[Collection entries]
▼
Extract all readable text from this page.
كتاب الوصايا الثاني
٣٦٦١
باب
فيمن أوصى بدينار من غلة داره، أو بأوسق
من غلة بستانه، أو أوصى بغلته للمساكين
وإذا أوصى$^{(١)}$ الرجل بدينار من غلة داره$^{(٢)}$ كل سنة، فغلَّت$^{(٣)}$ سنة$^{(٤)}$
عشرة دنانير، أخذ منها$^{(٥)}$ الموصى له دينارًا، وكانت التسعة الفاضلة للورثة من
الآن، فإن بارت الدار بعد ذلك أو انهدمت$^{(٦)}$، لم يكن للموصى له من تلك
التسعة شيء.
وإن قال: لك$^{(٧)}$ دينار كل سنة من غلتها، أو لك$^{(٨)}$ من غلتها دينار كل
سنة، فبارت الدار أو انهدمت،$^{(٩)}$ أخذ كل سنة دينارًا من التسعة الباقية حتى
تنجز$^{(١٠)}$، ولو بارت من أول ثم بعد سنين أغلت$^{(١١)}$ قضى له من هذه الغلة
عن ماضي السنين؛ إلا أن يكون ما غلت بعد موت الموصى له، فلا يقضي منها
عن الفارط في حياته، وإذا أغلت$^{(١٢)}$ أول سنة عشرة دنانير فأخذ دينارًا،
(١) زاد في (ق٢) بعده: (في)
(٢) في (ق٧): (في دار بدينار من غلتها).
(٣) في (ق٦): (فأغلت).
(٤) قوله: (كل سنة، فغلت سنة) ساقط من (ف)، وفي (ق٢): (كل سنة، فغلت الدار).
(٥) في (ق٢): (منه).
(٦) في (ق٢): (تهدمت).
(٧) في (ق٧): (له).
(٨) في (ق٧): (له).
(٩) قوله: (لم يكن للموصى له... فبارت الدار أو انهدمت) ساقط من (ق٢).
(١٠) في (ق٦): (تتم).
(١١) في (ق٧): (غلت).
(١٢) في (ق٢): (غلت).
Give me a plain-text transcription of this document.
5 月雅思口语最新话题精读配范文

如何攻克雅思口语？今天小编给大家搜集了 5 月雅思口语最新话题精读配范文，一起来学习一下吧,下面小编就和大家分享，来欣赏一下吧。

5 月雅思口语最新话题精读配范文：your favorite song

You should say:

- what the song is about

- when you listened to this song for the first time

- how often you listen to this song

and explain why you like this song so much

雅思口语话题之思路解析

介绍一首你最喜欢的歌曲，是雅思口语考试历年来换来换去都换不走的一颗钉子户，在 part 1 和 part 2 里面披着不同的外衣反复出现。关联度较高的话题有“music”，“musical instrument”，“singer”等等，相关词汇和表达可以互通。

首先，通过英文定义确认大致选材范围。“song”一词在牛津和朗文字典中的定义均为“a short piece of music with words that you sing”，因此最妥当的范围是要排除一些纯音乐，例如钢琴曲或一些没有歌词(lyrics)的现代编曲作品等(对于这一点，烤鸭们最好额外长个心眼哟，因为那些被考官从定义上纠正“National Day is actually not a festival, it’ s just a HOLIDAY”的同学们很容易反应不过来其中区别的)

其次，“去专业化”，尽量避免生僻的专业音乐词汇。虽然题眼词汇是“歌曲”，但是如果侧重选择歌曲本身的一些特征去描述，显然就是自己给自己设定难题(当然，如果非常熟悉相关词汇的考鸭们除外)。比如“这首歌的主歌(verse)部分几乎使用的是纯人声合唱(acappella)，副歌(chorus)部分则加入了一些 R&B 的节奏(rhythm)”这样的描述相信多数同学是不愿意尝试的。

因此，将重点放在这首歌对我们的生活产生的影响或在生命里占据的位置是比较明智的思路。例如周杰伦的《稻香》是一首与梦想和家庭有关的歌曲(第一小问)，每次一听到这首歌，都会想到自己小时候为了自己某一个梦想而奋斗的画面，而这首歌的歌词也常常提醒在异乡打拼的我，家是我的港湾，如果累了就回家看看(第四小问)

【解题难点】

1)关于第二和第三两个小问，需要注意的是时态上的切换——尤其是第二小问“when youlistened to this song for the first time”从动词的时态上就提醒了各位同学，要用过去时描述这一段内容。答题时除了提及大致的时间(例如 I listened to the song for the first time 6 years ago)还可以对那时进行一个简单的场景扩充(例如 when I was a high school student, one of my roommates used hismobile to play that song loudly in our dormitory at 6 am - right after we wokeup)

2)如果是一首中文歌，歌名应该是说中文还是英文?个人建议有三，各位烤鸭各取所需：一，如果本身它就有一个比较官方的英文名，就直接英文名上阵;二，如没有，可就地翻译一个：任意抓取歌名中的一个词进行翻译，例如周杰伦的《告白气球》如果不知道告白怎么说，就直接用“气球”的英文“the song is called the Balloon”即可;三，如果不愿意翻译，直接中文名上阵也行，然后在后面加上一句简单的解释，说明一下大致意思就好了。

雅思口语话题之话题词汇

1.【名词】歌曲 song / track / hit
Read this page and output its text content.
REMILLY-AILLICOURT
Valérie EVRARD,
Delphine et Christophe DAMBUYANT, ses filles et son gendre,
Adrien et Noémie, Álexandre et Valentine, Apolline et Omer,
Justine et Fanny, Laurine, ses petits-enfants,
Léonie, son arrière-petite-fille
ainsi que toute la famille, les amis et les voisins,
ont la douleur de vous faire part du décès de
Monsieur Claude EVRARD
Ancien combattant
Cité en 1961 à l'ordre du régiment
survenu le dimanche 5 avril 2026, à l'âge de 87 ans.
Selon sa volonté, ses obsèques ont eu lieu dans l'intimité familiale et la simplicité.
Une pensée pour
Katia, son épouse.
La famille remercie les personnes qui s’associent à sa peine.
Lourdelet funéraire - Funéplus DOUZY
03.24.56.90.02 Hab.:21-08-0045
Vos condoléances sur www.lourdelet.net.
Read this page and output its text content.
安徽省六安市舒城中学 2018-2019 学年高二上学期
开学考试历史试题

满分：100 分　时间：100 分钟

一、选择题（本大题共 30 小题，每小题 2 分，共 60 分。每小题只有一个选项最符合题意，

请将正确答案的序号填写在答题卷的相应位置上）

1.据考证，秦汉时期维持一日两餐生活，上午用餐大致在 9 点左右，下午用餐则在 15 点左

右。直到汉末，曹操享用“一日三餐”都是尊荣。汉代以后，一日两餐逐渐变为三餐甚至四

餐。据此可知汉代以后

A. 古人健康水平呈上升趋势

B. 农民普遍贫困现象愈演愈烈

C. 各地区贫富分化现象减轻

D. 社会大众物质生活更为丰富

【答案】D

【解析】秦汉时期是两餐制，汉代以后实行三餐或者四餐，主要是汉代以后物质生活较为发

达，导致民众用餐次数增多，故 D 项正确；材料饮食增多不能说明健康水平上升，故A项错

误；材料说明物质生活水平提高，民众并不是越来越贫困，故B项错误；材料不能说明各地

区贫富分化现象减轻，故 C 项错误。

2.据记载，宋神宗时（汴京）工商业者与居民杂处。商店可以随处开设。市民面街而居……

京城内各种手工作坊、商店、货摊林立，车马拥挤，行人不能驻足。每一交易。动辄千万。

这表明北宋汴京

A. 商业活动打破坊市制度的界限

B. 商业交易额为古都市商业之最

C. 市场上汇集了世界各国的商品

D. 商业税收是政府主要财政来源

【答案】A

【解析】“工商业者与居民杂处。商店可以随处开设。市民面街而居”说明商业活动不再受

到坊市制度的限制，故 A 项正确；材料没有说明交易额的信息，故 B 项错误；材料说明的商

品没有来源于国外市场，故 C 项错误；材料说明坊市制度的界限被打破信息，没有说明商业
▲
## Challenge
Restate the records, all of them, precisely as written.

## Finished exercise
Extract all readable text from this page.
كتاب الوصايا الثاني
٣٦٦١
باب
فيمن أوصى بدينار من غلة داره، أو بأوسق
من غلة بستانه، أو أوصى بغلته للمساكين
وإذا أوصى$^{(١)}$ الرجل بدينار من غلة داره$^{(٢)}$ كل سنة، فغلَّت$^{(٣)}$ سنة$^{(٤)}$
عشرة دنانير، أخذ منها$^{(٥)}$ الموصى له دينارًا، وكانت التسعة الفاضلة للورثة من
الآن، فإن بارت الدار بعد ذلك أو انهدمت$^{(٦)}$، لم يكن للموصى له من تلك
التسعة شيء.
وإن قال: لك$^{(٧)}$ دينار كل سنة من غلتها، أو لك$^{(٨)}$ من غلتها دينار كل
سنة، فبارت الدار أو انهدمت،$^{(٩)}$ أخذ كل سنة دينارًا من التسعة الباقية حتى
تنجز$^{(١٠)}$، ولو بارت من أول ثم بعد سنين أغلت$^{(١١)}$ قضى له من هذه الغلة
عن ماضي السنين؛ إلا أن يكون ما غلت بعد موت الموصى له، فلا يقضي منها
عن الفارط في حياته، وإذا أغلت$^{(١٢)}$ أول سنة عشرة دنانير فأخذ دينارًا،
(١) زاد في (ق٢) بعده: (في)
(٢) في (ق٧): (في دار بدينار من غلتها).
(٣) في (ق٦): (فأغلت).
(٤) قوله: (كل سنة، فغلت سنة) ساقط من (ف)، وفي (ق٢): (كل سنة، فغلت الدار).
(٥) في (ق٢): (منه).
(٦) في (ق٢): (تهدمت).
(٧) في (ق٧): (له).
(٨) في (ق٧): (له).
(٩) قوله: (لم يكن للموصى له... فبارت الدار أو انهدمت) ساقط من (ق٢).
(١٠) في (ق٦): (تتم).
(١١) في (ق٧): (غلت).
(١٢) في (ق٢): (غلت).
Give me a plain-text transcription of this document.
5 月雅思口语最新话题精读配范文

如何攻克雅思口语？今天小编给大家搜集了 5 月雅思口语最新话题精读配范文，一起来学习一下吧,下面小编就和大家分享，来欣赏一下吧。

5 月雅思口语最新话题精读配范文：your favorite song

You should say:

- what the song is about

- when you listened to this song for the first time

- how often you listen to this song

and explain why you like this song so much

雅思口语话题之思路解析

介绍一首你最喜欢的歌曲，是雅思口语考试历年来换来换去都换不走的一颗钉子户，在 part 1 和 part 2 里面披着不同的外衣反复出现。关联度较高的话题有“music”，“musical instrument”，“singer”等等，相关词汇和表达可以互通。

首先，通过英文定义确认大致选材范围。“song”一词在牛津和朗文字典中的定义均为“a short piece of music with words that you sing”，因此最妥当的范围是要排除一些纯音乐，例如钢琴曲或一些没有歌词(lyrics)的现代编曲作品等(对于这一点，烤鸭们最好额外长个心眼哟，因为那些被考官从定义上纠正“National Day is actually not a festival, it’ s just a HOLIDAY”的同学们很容易反应不过来其中区别的)

其次，“去专业化”，尽量避免生僻的专业音乐词汇。虽然题眼词汇是“歌曲”，但是如果侧重选择歌曲本身的一些特征去描述，显然就是自己给自己设定难题(当然，如果非常熟悉相关词汇的考鸭们除外)。比如“这首歌的主歌(verse)部分几乎使用的是纯人声合唱(acappella)，副歌(chorus)部分则加入了一些 R&B 的节奏(rhythm)”这样的描述相信多数同学是不愿意尝试的。

因此，将重点放在这首歌对我们的生活产生的影响或在生命里占据的位置是比较明智的思路。例如周杰伦的《稻香》是一首与梦想和家庭有关的歌曲(第一小问)，每次一听到这首歌，都会想到自己小时候为了自己某一个梦想而奋斗的画面，而这首歌的歌词也常常提醒在异乡打拼的我，家是我的港湾，如果累了就回家看看(第四小问)

【解题难点】

1)关于第二和第三两个小问，需要注意的是时态上的切换——尤其是第二小问“when youlistened to this song for the first time”从动词的时态上就提醒了各位同学，要用过去时描述这一段内容。答题时除了提及大致的时间(例如 I listened to the song for the first time 6 years ago)还可以对那时进行一个简单的场景扩充(例如 when I was a high school student, one of my roommates used hismobile to play that song loudly in our dormitory at 6 am - right after we wokeup)

2)如果是一首中文歌，歌名应该是说中文还是英文?个人建议有三，各位烤鸭各取所需：一，如果本身它就有一个比较官方的英文名，就直接英文名上阵;二，如没有，可就地翻译一个：任意抓取歌名中的一个词进行翻译，例如周杰伦的《告白气球》如果不知道告白怎么说，就直接用“气球”的英文“the song is called the Balloon”即可;三，如果不愿意翻译，直接中文名上阵也行，然后在后面加上一句简单的解释，说明一下大致意思就好了。

雅思口语话题之话题词汇

1.【名词】歌曲 song / track / hit
Read this page and output its text content.
REMILLY-AILLICOURT
Valérie EVRARD,
Delphine et Christophe DAMBUYANT, ses filles et son gendre,
Adrien et Noémie, Álexandre et Valentine, Apolline et Omer,
Justine et Fanny, Laurine, ses petits-enfants,
Léonie, son arrière-petite-fille
ainsi que toute la famille, les amis et les voisins,
ont la douleur de vous faire part du décès de
Monsieur Claude EVRARD
Ancien combattant
Cité en 1961 à l'ordre du régiment
survenu le dimanche 5 avril 2026, à l'âge de 87 ans.
Selon sa volonté, ses obsèques ont eu lieu dans l'intimité familiale et la simplicité.
Une pensée pour
Katia, son épouse.
La famille remercie les personnes qui s’associent à sa peine.
Lourdelet funéraire - Funéplus DOUZY
03.24.56.90.02 Hab.:21-08-0045
Vos condoléances sur www.lourdelet.net.
Read this page and output its text content.
安徽省六安市舒城中学 2018-2019 学年高二上学期
开学考试历史试题

满分：100 分　时间：100 分钟

一、选择题（本大题共 30 小题，每小题 2 分，共 60 分。每小题只有一个选项最符合题意，

请将正确答案的序号填写在答题卷的相应位置上）

1.据考证，秦汉时期维持一日两餐生活，上午用餐大致在 9 点左右，下午用餐则在 15 点左

右。直到汉末，曹操享用“一日三餐”都是尊荣。汉代以后，一日两餐逐渐变为三餐甚至四

餐。据此可知汉代以后

A. 古人健康水平呈上升趋势

B. 农民普遍贫困现象愈演愈烈

C. 各地区贫富分化现象减轻

D. 社会大众物质生活更为丰富

【答案】D

【解析】秦汉时期是两餐制，汉代以后实行三餐或者四餐，主要是汉代以后物质生活较为发

达，导致民众用餐次数增多，故 D 项正确；材料饮食增多不能说明健康水平上升，故A项错

误；材料说明物质生活水平提高，民众并不是越来越贫困，故B项错误；材料不能说明各地

区贫富分化现象减轻，故 C 项错误。

2.据记载，宋神宗时（汴京）工商业者与居民杂处。商店可以随处开设。市民面街而居……

京城内各种手工作坊、商店、货摊林立，车马拥挤，行人不能驻足。每一交易。动辄千万。

这表明北宋汴京

A. 商业活动打破坊市制度的界限

B. 商业交易额为古都市商业之最

C. 市场上汇集了世界各国的商品

D. 商业税收是政府主要财政来源

【答案】A

【解析】“工商业者与居民杂处。商店可以随处开设。市民面街而居”说明商业活动不再受

到坊市制度的限制，故 A 项正确；材料没有说明交易额的信息，故 B 项错误；材料说明的商

品没有来源于国外市场，故 C 项错误；材料说明坊市制度的界限被打破信息，没有说明商业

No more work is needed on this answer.